Prompt: Find the string "this" in the listing and report every line that has it.

# START OF Given data

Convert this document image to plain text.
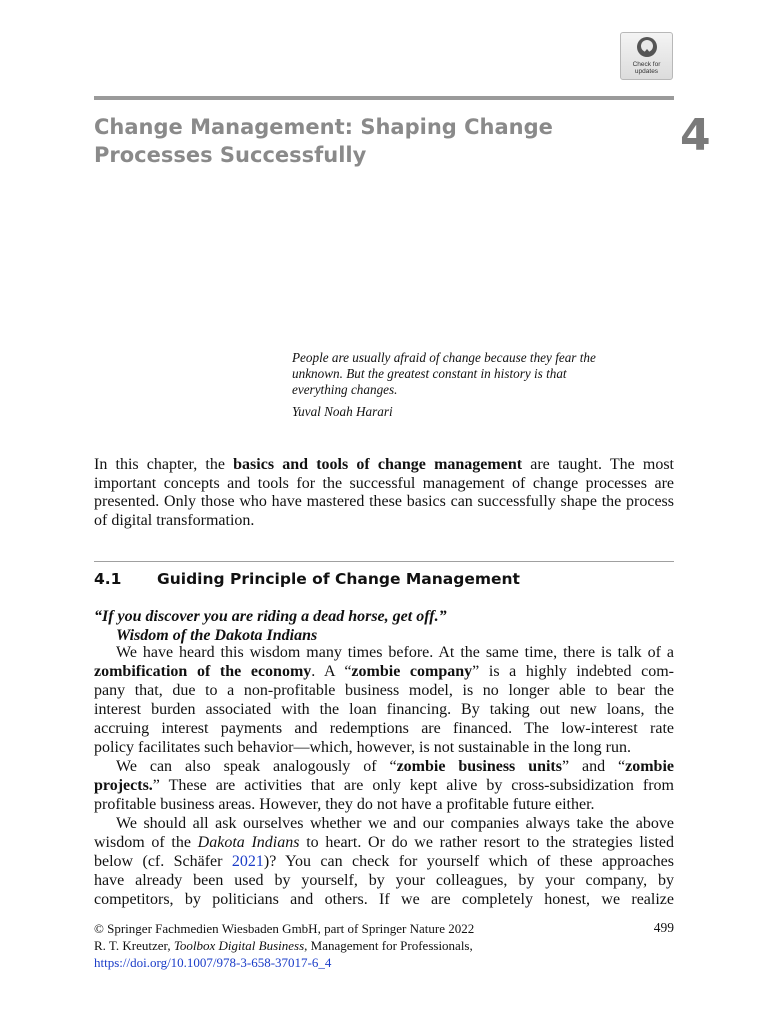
Check for
updates
Change Management: Shaping Change
Processes Successfully	4
People are usually afraid of change because they fear the
unknown. But the greatest constant in history is that
everything changes.
Yuval Noah Harari
In this chapter, the basics and tools of change management are taught. The most important concepts and tools for the successful management of change processes are presented. Only those who have mastered these basics can successfully shape the process of digital transformation.
4.1 Guiding Principle of Change Management
“If you discover you are riding a dead horse, get off.”
Wisdom of the Dakota Indians
We have heard this wisdom many times before. At the same time, there is talk of a
zombification of the economy. A “zombie company” is a highly indebted com-
pany that, due to a non-profitable business model, is no longer able to bear the
interest burden associated with the loan financing. By taking out new loans, the
accruing interest payments and redemptions are financed. The low-interest rate
policy facilitates such behavior—which, however, is not sustainable in the long run.
We can also speak analogously of “zombie business units” and “zombie
projects.” These are activities that are only kept alive by cross-subsidization from
profitable business areas. However, they do not have a profitable future either.
We should all ask ourselves whether we and our companies always take the above
wisdom of the Dakota Indians to heart. Or do we rather resort to the strategies listed
below (cf. Schäfer 2021)? You can check for yourself which of these approaches
have already been used by yourself, by your colleagues, by your company, by
competitors, by politicians and others. If we are completely honest, we realize
© Springer Fachmedien Wiesbaden GmbH, part of Springer Nature 2022
R. T. Kreutzer, Toolbox Digital Business, Management for Professionals,
https://doi.org/10.1007/978-3-658-37017-6_4
499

# END OF Given data

The completed task:
Convert this document image to plain text.
In this chapter, the basics and tools of change management are taught. The most important concepts and tools for the successful management of change processes are presented. Only those who have mastered these basics can successfully shape the process of digital transformation.
We have heard this wisdom many times before. At the same time, there is talk of a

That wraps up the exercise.